_Provided information_:
──────────

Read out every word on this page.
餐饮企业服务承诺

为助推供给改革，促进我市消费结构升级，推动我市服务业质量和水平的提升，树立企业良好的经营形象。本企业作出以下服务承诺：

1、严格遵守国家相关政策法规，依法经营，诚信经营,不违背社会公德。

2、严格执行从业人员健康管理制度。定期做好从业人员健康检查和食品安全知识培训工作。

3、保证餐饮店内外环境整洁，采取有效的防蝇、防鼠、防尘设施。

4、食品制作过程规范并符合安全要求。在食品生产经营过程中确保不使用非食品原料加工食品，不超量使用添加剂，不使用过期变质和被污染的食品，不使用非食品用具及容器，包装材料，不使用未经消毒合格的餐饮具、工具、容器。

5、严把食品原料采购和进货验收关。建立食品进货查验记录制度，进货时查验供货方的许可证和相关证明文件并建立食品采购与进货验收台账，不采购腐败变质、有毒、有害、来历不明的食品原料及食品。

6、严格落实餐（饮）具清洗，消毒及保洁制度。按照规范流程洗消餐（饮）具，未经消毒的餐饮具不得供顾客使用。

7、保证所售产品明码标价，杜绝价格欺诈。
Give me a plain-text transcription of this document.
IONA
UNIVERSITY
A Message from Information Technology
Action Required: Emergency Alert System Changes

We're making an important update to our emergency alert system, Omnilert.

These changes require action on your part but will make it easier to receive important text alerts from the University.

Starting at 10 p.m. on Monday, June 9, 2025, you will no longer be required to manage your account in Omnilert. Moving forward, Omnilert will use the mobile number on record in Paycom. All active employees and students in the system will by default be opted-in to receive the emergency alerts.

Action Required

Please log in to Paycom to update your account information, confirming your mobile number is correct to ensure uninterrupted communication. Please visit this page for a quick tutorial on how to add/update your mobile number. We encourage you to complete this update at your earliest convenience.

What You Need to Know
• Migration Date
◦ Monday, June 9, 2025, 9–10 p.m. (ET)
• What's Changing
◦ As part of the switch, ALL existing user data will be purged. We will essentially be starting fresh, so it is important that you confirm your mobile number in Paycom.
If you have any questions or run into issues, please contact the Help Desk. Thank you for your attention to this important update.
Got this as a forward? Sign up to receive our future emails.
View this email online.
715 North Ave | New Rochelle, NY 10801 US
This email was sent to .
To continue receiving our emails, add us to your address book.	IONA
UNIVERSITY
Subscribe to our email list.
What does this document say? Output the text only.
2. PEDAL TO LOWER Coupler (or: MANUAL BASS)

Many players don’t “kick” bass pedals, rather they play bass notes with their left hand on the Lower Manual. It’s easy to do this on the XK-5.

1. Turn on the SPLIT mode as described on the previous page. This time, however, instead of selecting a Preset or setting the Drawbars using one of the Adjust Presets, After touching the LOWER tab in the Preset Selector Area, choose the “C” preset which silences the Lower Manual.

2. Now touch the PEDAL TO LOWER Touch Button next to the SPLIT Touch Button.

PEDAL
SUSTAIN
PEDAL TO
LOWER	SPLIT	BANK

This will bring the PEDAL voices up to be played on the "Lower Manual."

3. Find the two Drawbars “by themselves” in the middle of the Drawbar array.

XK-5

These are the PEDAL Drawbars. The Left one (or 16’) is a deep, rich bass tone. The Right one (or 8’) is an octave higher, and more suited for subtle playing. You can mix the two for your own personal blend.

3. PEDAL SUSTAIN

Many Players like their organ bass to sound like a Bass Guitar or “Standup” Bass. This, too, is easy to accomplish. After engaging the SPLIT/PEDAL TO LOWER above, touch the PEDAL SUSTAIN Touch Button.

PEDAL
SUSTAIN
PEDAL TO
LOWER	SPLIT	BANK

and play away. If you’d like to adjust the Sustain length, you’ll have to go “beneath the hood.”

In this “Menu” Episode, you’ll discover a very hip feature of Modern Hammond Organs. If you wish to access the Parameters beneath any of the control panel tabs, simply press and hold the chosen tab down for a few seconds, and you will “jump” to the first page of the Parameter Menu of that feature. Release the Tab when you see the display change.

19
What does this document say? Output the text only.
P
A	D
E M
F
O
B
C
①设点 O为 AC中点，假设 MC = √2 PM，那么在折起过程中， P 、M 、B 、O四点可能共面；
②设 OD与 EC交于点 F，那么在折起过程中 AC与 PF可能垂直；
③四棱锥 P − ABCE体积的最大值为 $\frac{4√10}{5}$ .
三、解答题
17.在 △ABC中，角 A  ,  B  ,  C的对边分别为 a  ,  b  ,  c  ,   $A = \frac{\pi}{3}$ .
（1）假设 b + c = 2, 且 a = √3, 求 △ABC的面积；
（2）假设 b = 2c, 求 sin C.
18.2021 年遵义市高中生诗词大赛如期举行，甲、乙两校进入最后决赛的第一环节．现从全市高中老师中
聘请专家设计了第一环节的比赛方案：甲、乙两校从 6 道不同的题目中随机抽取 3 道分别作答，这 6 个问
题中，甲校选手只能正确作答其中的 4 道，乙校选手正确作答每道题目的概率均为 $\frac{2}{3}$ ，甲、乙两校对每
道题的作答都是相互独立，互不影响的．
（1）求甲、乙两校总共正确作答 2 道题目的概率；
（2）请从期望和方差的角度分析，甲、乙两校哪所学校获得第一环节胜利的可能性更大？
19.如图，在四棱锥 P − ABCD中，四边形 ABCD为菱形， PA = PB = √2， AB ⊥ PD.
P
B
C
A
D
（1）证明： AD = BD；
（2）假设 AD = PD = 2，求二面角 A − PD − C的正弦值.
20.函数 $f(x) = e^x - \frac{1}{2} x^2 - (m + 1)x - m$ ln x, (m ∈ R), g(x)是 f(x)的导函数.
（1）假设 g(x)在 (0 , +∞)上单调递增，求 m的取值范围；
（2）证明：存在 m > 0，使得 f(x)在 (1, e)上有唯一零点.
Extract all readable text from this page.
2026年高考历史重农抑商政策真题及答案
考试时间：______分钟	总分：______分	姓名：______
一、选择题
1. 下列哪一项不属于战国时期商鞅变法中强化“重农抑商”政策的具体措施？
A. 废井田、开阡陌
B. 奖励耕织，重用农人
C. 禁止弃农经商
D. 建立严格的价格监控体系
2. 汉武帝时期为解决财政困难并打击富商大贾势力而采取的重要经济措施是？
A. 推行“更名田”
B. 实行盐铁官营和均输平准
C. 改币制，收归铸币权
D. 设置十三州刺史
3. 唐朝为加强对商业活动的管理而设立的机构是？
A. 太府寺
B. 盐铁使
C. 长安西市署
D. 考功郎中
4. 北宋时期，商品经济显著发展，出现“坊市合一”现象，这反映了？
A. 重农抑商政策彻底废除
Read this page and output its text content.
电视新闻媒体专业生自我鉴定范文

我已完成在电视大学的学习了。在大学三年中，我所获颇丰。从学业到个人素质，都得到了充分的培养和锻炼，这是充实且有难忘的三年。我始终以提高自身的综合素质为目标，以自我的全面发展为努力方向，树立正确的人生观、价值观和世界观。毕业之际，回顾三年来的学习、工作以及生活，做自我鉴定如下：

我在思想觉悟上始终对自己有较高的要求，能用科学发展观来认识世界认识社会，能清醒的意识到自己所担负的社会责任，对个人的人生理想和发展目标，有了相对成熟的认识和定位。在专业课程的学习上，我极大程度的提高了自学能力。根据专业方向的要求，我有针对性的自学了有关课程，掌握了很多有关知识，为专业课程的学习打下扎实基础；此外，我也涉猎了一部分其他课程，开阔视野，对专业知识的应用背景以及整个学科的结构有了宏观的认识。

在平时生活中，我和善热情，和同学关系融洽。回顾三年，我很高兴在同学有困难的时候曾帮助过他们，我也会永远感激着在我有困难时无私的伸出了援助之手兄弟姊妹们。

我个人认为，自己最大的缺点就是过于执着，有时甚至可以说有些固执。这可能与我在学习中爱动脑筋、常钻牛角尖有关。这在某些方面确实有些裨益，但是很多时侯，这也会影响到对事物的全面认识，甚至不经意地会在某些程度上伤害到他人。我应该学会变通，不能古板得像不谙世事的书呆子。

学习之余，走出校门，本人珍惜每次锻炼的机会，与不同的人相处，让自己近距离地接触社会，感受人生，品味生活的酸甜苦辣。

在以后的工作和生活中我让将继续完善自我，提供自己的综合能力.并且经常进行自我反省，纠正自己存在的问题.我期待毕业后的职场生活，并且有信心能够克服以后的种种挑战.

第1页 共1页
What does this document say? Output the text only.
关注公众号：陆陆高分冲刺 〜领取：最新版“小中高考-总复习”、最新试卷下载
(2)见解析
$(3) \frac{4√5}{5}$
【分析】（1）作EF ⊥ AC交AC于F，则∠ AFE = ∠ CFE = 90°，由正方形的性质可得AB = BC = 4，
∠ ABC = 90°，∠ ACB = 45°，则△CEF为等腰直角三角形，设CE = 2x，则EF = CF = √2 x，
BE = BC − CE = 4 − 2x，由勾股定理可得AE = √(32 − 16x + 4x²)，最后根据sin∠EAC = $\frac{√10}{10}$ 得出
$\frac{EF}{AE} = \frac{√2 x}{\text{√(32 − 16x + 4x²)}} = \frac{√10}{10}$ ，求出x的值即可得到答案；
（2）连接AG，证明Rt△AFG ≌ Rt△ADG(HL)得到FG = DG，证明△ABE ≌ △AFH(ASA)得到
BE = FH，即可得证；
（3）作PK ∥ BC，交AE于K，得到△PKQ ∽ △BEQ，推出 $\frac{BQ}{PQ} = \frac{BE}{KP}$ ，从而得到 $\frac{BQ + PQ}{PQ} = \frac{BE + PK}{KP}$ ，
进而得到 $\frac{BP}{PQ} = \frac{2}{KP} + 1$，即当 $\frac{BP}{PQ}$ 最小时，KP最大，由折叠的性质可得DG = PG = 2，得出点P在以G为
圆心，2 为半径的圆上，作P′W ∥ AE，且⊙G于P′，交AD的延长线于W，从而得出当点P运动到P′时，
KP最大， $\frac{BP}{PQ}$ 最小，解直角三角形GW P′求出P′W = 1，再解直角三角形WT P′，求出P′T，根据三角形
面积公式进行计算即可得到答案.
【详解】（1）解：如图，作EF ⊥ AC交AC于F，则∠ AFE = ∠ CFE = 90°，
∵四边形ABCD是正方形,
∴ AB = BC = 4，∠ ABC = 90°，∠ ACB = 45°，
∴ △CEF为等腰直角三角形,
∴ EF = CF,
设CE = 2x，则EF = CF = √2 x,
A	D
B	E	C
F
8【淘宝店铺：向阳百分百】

──────────

_Objective_: Among the lines of the data, identify those with the word "from". Copy each of them.

_Response_:
A Message from Information Technology
These changes require action on your part but will make it easier to receive important text alerts from the University.
Extract all readable text from this page.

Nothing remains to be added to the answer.